Stored records:
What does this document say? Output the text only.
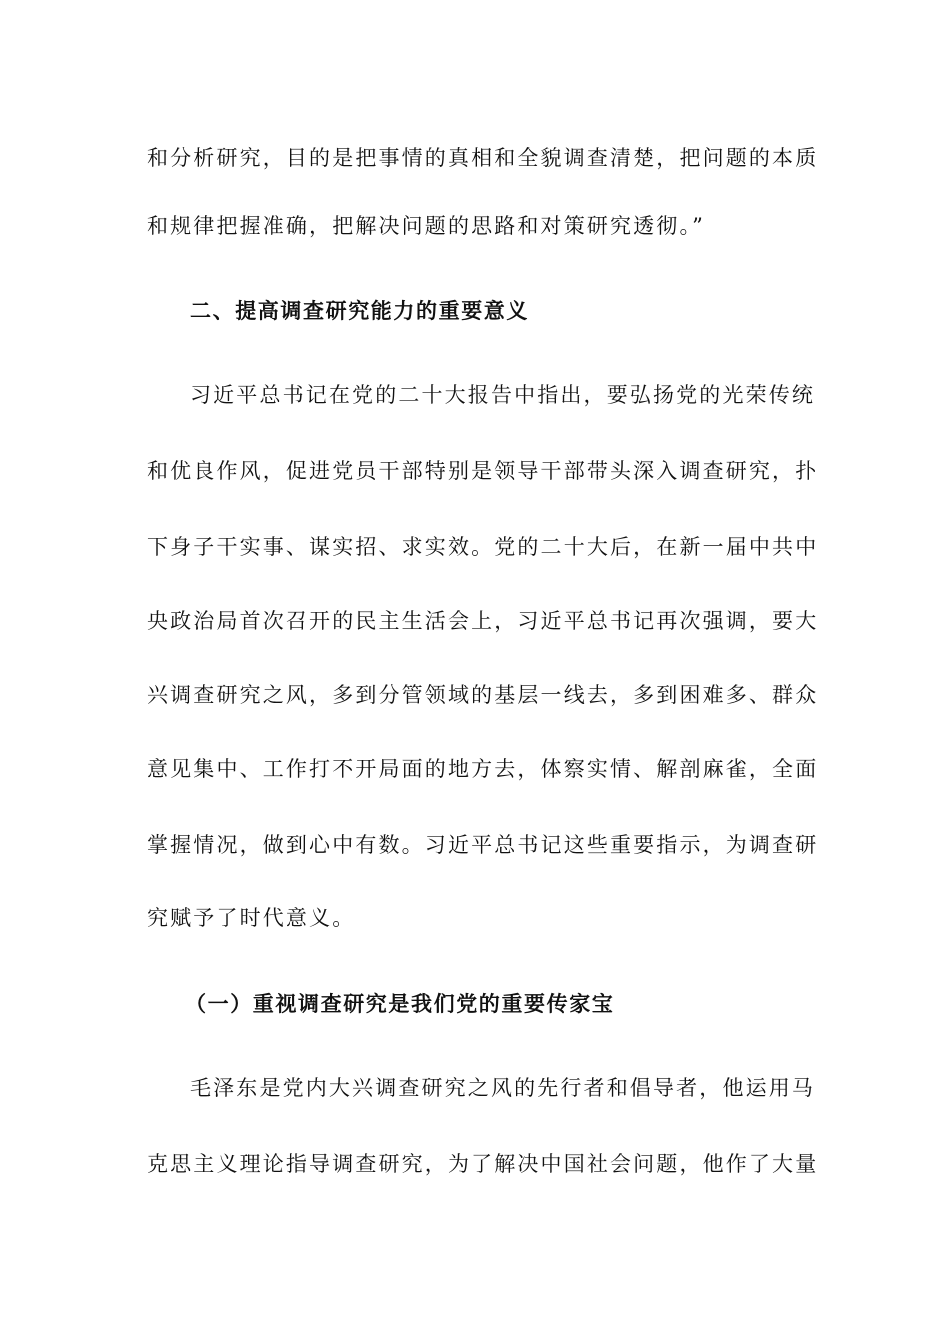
和分析研究，目的是把事情的真相和全貌调查清楚，把问题的本质
和规律把握准确，把解决问题的思路和对策研究透彻。”
二、提高调查研究能力的重要意义
习近平总书记在党的二十大报告中指出，要弘扬党的光荣传统
和优良作风，促进党员干部特别是领导干部带头深入调查研究，扑
下身子干实事、谋实招、求实效。党的二十大后，在新一届中共中
央政治局首次召开的民主生活会上，习近平总书记再次强调，要大
兴调查研究之风，多到分管领域的基层一线去，多到困难多、群众
意见集中、工作打不开局面的地方去，体察实情、解剖麻雀，全面
掌握情况，做到心中有数。习近平总书记这些重要指示，为调查研
究赋予了时代意义。
（一）重视调查研究是我们党的重要传家宝
毛泽东是党内大兴调查研究之风的先行者和倡导者，他运用马
克思主义理论指导调查研究，为了解决中国社会问题，他作了大量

## TASK GOAL
Skip the pictures, then retype every line above exactly.

## SOLUTION FOR THIS TASK
What does this document say? Output the text only.
和分析研究，目的是把事情的真相和全貌调查清楚，把问题的本质
和规律把握准确，把解决问题的思路和对策研究透彻。”
二、提高调查研究能力的重要意义
习近平总书记在党的二十大报告中指出，要弘扬党的光荣传统
和优良作风，促进党员干部特别是领导干部带头深入调查研究，扑
下身子干实事、谋实招、求实效。党的二十大后，在新一届中共中
央政治局首次召开的民主生活会上，习近平总书记再次强调，要大
兴调查研究之风，多到分管领域的基层一线去，多到困难多、群众
意见集中、工作打不开局面的地方去，体察实情、解剖麻雀，全面
掌握情况，做到心中有数。习近平总书记这些重要指示，为调查研
究赋予了时代意义。
（一）重视调查研究是我们党的重要传家宝
毛泽东是党内大兴调查研究之风的先行者和倡导者，他运用马
克思主义理论指导调查研究，为了解决中国社会问题，他作了大量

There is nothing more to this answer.